TASK BRIEF:
Of all the lines in these entries, how many contain the string "text"? Give only that count.

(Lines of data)
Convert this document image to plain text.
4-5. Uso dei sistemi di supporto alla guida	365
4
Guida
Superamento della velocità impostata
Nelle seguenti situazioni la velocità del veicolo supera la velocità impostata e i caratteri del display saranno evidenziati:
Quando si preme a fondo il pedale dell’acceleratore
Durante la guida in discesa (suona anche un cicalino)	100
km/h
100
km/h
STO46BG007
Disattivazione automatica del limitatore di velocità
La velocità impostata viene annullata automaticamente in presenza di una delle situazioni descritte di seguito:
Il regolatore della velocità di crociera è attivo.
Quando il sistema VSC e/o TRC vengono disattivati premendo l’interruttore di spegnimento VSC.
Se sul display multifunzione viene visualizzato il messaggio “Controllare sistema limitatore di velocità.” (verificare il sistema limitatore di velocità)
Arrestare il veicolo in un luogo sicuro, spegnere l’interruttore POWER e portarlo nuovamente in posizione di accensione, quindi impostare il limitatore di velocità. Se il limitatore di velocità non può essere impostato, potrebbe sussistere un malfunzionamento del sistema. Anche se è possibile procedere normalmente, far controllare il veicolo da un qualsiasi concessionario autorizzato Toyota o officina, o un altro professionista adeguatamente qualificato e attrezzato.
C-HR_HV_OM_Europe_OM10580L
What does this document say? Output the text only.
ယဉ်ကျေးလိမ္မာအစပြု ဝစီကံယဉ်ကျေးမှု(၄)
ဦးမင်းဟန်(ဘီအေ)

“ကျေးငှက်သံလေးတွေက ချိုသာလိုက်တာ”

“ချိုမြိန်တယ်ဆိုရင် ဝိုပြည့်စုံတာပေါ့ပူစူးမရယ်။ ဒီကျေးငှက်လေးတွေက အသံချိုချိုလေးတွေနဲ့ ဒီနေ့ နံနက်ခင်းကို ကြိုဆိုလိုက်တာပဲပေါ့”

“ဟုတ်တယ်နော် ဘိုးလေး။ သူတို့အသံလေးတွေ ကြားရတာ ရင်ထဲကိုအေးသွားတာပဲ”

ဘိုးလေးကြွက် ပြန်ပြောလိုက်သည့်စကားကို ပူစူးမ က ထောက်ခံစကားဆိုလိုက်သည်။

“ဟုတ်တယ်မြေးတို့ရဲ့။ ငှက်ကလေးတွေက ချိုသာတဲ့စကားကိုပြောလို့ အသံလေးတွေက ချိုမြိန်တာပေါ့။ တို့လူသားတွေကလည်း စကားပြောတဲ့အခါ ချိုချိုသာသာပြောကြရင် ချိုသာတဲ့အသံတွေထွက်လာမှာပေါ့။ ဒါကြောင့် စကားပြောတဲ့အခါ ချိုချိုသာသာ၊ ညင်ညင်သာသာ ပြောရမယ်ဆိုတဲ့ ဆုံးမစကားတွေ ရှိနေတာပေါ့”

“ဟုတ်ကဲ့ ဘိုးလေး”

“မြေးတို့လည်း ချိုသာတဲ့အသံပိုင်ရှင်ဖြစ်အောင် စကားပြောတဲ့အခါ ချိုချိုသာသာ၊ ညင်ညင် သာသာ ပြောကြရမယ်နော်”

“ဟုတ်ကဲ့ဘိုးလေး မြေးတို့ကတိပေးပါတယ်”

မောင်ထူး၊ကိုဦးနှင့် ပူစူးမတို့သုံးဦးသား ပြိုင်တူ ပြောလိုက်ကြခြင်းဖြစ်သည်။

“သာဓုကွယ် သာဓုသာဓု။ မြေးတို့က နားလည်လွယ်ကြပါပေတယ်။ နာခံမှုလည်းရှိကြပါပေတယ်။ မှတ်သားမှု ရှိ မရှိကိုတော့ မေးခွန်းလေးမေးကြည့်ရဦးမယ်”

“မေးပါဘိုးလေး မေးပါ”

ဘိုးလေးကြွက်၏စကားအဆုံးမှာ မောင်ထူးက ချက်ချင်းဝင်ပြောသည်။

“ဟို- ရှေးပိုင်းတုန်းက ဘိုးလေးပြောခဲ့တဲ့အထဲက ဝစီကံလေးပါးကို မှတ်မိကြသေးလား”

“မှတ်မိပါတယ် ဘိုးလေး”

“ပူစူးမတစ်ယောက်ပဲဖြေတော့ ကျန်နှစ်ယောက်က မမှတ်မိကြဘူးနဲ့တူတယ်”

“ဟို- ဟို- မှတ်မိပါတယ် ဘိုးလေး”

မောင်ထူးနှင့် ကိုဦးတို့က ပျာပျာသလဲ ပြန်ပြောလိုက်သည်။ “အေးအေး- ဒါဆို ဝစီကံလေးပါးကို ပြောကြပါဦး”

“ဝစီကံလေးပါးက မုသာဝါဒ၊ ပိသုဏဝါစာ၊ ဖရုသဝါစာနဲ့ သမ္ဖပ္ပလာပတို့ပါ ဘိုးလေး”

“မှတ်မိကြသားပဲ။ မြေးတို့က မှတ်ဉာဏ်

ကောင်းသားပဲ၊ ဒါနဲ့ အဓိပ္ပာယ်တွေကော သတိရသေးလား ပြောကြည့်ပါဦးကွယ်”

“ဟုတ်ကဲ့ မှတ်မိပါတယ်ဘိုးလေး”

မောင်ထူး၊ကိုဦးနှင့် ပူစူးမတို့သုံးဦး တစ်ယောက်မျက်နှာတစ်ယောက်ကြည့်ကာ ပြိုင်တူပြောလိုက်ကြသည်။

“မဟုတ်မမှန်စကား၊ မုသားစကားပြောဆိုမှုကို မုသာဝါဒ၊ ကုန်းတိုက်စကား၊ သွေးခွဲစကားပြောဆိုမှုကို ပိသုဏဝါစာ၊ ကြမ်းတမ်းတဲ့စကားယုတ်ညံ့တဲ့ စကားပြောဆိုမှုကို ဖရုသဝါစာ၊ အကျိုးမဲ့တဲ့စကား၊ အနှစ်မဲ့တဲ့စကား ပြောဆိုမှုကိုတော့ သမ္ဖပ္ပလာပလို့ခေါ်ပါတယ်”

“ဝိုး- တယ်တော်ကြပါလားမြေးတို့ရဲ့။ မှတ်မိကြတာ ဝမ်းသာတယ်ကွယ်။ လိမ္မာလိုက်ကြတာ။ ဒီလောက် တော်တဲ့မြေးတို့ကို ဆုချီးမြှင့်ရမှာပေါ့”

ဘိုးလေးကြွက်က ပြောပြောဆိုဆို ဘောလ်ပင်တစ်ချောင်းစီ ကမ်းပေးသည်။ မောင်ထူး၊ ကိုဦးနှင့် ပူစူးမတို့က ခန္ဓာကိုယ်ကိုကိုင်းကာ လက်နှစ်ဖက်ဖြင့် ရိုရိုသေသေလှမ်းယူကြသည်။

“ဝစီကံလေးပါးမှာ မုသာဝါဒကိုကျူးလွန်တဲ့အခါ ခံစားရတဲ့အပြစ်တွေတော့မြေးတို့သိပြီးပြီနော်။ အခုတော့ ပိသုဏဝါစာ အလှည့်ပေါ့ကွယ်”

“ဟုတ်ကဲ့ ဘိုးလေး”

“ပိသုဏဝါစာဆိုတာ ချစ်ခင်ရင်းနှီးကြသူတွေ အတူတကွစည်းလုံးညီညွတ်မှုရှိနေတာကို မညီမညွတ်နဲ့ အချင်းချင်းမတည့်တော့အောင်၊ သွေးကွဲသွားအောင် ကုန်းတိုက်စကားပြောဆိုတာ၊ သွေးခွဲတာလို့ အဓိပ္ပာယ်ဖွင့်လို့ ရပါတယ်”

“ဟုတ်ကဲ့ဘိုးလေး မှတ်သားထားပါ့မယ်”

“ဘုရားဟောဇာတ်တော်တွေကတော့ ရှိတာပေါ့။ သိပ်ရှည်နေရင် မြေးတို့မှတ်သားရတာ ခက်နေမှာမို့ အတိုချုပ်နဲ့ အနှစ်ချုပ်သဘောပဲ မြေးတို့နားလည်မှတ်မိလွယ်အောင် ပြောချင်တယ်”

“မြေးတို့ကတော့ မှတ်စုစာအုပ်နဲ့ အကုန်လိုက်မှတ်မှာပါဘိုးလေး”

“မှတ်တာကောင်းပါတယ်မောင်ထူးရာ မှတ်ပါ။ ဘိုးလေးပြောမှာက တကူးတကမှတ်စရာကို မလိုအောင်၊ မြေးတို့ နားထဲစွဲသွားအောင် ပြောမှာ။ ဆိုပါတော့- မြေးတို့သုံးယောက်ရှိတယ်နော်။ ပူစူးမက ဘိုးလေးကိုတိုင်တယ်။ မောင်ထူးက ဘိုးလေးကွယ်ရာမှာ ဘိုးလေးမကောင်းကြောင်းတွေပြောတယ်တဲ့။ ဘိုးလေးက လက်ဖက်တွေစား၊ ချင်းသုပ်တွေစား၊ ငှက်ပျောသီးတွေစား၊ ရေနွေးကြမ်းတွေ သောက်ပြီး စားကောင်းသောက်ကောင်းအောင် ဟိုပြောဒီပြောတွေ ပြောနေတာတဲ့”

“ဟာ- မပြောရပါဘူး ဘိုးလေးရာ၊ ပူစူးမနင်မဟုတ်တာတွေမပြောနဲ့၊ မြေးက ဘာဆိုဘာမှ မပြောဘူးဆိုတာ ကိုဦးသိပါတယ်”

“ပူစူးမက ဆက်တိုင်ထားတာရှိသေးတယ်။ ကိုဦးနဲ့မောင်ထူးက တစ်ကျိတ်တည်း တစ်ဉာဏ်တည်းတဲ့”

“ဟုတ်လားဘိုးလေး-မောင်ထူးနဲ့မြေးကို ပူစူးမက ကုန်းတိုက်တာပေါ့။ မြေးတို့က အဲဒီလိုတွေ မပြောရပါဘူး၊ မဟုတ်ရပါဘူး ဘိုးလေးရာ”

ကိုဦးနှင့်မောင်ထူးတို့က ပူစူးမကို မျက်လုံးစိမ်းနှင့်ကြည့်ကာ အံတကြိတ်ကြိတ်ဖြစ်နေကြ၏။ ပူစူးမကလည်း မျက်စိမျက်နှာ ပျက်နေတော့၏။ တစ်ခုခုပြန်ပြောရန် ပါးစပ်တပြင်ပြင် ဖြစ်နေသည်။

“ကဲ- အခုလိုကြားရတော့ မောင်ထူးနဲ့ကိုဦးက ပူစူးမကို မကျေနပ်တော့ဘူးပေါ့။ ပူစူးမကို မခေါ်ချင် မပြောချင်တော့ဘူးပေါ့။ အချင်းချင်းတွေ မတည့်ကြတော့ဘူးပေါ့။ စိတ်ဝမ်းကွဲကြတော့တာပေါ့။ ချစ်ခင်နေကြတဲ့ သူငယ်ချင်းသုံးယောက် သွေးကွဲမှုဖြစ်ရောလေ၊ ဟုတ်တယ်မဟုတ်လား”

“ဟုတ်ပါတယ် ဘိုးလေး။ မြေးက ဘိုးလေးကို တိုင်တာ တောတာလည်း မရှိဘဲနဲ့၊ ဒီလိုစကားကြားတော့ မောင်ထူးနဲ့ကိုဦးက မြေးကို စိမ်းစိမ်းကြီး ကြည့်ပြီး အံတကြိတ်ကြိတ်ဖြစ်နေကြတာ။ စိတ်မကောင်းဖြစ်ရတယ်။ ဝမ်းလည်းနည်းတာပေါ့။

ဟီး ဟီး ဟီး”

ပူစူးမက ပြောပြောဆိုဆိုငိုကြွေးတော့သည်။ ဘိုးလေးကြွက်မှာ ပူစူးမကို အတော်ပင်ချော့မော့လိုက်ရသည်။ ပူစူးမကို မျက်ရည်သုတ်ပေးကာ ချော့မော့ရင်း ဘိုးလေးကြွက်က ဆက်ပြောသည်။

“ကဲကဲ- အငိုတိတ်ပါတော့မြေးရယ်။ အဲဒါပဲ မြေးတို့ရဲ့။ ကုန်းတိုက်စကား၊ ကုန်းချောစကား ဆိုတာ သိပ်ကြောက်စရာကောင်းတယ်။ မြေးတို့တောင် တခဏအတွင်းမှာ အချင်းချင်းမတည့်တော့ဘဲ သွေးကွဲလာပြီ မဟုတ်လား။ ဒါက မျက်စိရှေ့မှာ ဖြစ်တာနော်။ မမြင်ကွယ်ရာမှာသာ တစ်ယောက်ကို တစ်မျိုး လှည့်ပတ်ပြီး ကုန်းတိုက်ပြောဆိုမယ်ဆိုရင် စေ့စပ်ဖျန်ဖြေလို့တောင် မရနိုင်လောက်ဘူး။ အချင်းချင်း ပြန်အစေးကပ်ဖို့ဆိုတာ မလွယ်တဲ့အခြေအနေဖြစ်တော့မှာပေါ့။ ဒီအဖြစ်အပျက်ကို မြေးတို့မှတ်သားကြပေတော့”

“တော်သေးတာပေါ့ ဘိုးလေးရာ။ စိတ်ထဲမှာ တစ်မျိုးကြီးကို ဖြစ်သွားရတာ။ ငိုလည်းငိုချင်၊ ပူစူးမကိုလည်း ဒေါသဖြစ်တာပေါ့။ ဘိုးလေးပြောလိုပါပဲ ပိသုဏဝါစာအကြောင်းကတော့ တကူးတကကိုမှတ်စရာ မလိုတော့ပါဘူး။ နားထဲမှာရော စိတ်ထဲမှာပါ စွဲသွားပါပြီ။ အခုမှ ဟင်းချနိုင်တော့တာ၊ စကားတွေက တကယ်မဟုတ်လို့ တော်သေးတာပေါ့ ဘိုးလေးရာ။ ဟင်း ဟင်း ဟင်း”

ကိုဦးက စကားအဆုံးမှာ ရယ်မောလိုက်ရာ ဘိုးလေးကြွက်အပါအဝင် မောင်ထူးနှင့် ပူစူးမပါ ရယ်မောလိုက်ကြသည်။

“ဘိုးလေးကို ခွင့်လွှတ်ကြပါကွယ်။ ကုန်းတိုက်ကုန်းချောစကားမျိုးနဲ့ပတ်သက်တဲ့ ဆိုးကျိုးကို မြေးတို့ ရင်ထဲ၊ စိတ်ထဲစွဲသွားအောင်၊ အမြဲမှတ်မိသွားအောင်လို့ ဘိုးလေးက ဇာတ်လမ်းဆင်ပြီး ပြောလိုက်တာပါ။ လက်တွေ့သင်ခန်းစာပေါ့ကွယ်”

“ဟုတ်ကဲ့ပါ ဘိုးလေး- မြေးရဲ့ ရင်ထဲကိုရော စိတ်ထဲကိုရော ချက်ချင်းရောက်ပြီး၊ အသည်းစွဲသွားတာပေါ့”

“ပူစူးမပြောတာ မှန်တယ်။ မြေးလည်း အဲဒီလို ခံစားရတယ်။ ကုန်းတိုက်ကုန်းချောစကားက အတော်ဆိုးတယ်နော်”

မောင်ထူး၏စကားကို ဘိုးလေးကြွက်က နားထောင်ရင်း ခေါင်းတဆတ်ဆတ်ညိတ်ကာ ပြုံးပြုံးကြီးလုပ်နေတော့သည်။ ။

SOLUTION:
2